# What you are asked to do
Wherever the string "Local" appears in the listing, copy that line.
— begin The input —
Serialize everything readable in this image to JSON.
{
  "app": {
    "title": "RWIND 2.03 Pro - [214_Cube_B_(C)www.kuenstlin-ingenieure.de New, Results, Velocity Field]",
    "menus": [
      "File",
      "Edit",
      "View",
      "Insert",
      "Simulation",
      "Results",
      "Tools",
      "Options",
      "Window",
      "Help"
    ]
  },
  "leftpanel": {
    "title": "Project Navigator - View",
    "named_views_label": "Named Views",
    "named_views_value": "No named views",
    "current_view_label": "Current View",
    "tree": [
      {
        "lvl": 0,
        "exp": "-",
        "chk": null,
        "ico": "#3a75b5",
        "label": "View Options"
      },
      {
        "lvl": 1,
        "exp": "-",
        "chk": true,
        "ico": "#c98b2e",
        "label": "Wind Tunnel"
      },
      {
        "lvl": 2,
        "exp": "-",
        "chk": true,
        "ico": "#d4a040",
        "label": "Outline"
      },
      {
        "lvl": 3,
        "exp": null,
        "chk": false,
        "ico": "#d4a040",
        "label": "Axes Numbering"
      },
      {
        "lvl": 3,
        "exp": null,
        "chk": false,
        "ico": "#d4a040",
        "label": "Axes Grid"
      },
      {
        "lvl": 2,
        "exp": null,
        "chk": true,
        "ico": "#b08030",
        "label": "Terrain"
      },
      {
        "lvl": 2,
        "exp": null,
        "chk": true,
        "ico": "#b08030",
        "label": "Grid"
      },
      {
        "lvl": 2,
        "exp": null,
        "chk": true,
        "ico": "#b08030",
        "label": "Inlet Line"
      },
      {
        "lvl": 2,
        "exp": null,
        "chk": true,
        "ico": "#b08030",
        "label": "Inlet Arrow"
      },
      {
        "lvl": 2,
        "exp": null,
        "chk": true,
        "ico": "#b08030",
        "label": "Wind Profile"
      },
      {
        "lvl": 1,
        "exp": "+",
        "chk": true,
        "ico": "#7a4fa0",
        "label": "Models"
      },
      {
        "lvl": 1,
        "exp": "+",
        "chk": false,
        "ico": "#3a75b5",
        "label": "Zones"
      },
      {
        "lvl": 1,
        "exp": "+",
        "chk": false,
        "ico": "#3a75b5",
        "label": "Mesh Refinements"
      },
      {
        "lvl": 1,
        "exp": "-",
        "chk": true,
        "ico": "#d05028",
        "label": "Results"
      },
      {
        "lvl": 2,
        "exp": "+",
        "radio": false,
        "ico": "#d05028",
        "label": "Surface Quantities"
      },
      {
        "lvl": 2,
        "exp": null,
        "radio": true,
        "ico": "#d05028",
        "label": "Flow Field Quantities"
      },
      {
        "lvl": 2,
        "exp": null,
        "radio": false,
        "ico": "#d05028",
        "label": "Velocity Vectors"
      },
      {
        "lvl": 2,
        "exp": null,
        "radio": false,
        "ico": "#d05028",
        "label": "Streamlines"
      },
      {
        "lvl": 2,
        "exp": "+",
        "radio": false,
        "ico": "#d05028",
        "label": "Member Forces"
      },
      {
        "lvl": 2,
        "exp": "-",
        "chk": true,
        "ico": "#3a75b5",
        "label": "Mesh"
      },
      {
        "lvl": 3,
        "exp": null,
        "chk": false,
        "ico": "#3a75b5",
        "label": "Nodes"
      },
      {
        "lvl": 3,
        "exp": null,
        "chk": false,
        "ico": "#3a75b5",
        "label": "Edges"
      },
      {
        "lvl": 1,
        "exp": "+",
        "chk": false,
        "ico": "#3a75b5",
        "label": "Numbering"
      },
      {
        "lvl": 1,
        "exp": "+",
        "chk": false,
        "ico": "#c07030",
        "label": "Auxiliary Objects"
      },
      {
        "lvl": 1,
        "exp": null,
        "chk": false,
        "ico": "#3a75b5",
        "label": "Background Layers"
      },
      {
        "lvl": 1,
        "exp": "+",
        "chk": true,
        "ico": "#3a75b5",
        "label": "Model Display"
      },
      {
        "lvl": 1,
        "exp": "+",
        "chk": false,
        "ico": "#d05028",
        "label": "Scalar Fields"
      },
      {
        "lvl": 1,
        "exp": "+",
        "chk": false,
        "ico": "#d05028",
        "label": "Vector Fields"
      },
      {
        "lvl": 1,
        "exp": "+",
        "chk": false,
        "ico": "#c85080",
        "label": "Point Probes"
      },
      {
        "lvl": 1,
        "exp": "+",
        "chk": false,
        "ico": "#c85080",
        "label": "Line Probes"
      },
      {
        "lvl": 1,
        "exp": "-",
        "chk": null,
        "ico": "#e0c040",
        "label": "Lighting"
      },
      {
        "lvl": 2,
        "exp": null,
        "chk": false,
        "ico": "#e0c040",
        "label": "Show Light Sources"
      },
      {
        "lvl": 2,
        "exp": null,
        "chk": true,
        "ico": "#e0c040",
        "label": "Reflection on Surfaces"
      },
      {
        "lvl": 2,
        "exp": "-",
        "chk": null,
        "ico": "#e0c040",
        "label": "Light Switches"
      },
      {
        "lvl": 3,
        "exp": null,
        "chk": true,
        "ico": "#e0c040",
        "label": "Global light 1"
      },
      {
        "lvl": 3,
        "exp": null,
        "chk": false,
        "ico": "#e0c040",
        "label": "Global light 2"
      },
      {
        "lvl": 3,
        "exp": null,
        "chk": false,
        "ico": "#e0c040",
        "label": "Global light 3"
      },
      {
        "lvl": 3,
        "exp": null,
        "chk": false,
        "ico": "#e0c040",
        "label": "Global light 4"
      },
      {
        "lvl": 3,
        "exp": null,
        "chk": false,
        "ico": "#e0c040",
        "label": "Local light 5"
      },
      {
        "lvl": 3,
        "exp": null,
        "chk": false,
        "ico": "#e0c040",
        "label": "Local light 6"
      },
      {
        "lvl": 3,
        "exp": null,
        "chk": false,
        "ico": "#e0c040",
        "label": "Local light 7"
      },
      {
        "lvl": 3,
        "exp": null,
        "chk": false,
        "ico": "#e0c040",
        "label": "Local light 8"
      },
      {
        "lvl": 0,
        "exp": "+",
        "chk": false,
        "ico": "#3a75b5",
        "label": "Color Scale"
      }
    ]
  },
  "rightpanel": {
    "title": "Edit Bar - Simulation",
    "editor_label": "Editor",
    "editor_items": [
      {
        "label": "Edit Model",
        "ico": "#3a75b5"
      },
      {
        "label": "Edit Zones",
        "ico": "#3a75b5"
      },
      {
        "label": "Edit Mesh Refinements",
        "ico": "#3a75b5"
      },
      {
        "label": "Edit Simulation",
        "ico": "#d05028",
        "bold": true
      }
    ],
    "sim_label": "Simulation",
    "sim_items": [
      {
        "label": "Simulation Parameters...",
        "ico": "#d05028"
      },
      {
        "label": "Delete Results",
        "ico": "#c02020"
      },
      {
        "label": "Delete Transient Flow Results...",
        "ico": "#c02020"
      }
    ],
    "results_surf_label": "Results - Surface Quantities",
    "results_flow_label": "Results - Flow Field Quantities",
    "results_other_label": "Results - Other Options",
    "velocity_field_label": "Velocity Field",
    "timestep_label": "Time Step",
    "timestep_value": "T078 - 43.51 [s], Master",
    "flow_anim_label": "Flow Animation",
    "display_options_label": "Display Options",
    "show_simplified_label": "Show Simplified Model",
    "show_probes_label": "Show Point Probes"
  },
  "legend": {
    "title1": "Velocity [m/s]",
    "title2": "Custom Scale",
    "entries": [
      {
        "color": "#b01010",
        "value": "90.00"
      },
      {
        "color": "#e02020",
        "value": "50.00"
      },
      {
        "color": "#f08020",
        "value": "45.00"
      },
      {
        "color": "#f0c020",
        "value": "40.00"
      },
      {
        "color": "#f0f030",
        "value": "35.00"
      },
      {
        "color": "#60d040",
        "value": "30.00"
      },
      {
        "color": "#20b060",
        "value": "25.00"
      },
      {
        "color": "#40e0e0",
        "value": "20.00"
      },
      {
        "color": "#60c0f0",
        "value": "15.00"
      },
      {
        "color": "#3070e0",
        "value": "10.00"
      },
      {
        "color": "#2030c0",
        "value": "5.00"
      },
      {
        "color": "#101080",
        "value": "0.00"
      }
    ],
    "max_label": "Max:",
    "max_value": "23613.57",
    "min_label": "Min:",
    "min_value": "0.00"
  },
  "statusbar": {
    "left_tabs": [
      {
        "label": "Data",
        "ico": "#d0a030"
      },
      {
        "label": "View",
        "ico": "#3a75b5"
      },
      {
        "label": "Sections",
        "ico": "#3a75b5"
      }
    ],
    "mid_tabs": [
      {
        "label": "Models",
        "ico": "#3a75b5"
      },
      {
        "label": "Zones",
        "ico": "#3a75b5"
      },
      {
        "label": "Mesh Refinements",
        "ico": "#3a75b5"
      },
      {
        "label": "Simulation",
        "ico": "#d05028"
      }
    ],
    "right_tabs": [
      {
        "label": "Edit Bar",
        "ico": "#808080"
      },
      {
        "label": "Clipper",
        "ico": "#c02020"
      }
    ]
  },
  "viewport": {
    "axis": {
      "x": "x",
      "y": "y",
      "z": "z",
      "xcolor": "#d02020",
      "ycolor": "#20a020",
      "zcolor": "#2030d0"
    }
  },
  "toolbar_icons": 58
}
— end The input —
# Output
        "label": "Local light 5"
        "label": "Local light 6"
        "label": "Local light 7"
        "label": "Local light 8"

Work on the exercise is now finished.